Short problem: Search the data below for the string "model". Extract every line that contains it.
[START]
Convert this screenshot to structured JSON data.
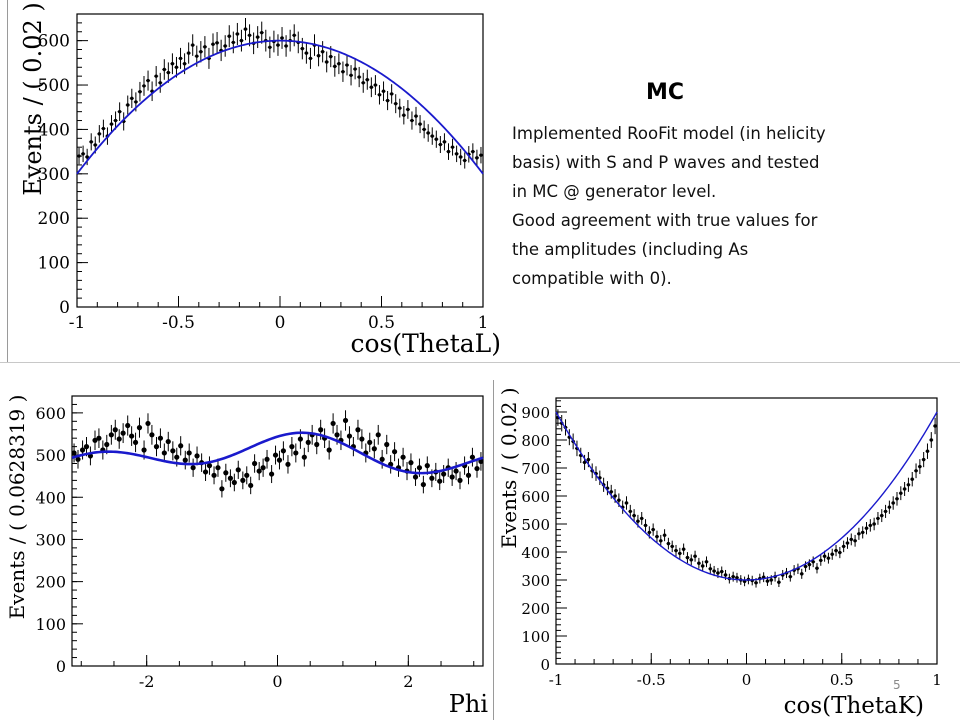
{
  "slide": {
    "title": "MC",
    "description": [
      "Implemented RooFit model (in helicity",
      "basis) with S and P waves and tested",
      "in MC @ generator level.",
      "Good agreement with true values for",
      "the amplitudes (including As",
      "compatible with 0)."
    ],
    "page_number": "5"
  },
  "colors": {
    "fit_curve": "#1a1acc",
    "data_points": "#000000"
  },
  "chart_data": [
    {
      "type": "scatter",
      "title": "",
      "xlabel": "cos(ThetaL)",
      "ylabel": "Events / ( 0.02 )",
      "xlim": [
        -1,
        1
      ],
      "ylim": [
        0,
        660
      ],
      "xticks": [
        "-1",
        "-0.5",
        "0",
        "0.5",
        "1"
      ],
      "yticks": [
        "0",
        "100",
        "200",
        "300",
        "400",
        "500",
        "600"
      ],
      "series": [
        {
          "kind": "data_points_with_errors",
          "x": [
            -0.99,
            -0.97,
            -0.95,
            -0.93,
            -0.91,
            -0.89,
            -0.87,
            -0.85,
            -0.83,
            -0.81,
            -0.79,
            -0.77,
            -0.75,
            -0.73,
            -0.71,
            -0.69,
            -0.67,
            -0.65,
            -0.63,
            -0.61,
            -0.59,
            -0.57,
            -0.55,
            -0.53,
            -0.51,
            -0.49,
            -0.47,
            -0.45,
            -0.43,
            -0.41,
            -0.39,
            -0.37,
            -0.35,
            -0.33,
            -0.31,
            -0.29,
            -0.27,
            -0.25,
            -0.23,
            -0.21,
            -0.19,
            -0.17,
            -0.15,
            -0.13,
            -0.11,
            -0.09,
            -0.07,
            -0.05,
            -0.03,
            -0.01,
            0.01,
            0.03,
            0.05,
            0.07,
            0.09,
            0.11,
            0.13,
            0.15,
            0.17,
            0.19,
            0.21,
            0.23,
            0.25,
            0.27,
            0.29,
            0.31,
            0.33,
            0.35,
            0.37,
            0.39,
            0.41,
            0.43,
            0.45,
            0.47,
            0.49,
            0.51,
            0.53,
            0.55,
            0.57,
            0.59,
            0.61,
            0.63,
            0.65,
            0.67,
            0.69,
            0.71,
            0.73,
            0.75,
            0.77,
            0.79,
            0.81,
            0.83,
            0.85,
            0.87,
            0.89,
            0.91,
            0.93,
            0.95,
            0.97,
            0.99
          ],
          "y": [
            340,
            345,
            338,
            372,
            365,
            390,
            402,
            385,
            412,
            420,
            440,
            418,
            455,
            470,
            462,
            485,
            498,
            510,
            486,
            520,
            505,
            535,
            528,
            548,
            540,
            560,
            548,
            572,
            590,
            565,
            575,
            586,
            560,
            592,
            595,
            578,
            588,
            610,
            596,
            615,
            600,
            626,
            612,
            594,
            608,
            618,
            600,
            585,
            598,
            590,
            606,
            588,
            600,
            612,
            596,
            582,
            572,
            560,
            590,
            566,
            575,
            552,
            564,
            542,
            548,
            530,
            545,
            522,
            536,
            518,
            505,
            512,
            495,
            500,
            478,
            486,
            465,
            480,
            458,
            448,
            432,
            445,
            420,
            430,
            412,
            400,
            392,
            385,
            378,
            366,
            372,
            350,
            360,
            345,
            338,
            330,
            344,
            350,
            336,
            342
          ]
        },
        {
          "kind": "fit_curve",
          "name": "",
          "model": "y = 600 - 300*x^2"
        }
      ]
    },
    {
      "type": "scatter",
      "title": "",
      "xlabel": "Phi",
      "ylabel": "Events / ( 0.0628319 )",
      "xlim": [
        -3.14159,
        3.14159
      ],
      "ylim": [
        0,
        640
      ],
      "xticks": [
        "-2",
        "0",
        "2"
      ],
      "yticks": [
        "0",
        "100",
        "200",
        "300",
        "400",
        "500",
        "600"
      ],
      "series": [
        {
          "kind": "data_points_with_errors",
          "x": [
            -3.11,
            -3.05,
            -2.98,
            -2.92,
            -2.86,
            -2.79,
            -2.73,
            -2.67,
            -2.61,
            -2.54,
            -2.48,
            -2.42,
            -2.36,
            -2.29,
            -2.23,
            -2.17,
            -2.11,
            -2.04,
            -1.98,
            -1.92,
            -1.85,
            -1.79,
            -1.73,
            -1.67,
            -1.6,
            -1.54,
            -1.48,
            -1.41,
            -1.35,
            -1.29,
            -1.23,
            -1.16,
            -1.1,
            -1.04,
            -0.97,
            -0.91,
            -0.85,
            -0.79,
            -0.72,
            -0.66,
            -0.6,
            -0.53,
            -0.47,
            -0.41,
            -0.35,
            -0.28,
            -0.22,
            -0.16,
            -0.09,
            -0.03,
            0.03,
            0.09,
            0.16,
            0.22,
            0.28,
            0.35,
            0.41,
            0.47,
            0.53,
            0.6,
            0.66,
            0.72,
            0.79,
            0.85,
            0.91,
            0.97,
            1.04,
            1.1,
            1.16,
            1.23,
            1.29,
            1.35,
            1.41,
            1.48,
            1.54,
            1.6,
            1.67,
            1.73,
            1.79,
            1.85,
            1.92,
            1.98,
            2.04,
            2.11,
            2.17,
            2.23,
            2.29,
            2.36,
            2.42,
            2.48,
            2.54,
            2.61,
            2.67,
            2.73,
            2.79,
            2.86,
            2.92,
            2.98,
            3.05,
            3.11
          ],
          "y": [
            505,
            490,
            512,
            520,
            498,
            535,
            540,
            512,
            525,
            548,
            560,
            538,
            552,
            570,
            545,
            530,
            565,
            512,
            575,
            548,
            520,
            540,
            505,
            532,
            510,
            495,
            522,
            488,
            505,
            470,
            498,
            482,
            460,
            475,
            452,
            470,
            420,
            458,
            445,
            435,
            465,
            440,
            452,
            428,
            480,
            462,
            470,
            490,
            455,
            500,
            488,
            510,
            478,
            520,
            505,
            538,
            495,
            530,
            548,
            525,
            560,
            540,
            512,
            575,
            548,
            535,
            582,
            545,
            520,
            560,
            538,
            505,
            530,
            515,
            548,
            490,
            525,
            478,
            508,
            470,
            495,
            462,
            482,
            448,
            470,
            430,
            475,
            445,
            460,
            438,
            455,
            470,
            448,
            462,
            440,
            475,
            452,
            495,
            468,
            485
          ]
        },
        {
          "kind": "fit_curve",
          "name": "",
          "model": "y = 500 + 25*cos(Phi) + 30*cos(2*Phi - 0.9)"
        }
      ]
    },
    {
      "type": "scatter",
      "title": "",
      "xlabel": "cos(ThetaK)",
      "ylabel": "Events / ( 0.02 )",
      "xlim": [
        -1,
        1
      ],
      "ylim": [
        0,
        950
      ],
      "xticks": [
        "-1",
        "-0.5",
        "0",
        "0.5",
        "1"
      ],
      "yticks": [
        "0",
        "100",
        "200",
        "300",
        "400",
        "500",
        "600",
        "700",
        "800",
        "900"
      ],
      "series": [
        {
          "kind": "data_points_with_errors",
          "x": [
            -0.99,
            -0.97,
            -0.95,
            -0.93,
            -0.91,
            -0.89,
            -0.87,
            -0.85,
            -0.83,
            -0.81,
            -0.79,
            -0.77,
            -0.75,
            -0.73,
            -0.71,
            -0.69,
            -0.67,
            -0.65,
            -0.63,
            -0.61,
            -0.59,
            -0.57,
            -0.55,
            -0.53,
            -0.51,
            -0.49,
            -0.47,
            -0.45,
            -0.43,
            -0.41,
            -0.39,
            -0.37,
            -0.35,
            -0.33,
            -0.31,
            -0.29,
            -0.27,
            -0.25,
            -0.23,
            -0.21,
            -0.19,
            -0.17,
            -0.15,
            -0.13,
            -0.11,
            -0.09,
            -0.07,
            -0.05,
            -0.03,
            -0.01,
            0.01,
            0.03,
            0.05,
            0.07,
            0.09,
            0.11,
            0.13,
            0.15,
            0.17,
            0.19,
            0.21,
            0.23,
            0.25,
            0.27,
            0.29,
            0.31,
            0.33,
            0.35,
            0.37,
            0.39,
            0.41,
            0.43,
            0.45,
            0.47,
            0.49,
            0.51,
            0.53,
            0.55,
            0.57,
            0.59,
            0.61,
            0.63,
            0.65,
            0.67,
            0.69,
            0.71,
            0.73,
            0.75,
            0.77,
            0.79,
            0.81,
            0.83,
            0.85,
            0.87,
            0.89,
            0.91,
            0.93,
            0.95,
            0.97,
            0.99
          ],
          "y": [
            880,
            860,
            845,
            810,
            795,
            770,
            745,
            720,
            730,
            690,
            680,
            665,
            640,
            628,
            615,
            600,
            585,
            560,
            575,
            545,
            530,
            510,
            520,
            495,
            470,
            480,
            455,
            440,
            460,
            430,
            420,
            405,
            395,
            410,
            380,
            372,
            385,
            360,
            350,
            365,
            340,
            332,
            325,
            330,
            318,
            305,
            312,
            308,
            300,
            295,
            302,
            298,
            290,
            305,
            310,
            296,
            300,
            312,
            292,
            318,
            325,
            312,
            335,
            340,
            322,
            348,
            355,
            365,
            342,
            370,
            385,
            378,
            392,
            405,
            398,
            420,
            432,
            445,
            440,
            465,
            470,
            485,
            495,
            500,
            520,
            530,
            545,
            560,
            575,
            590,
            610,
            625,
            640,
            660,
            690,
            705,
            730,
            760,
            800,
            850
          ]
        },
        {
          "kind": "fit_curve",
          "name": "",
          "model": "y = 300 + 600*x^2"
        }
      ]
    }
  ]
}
[END]
The output:
      "Implemented RooFit model (in helicity",
          "model": "y = 600 - 300*x^2"
          "model": "y = 500 + 25*cos(Phi) + 30*cos(2*Phi - 0.9)"
          "model": "y = 300 + 600*x^2"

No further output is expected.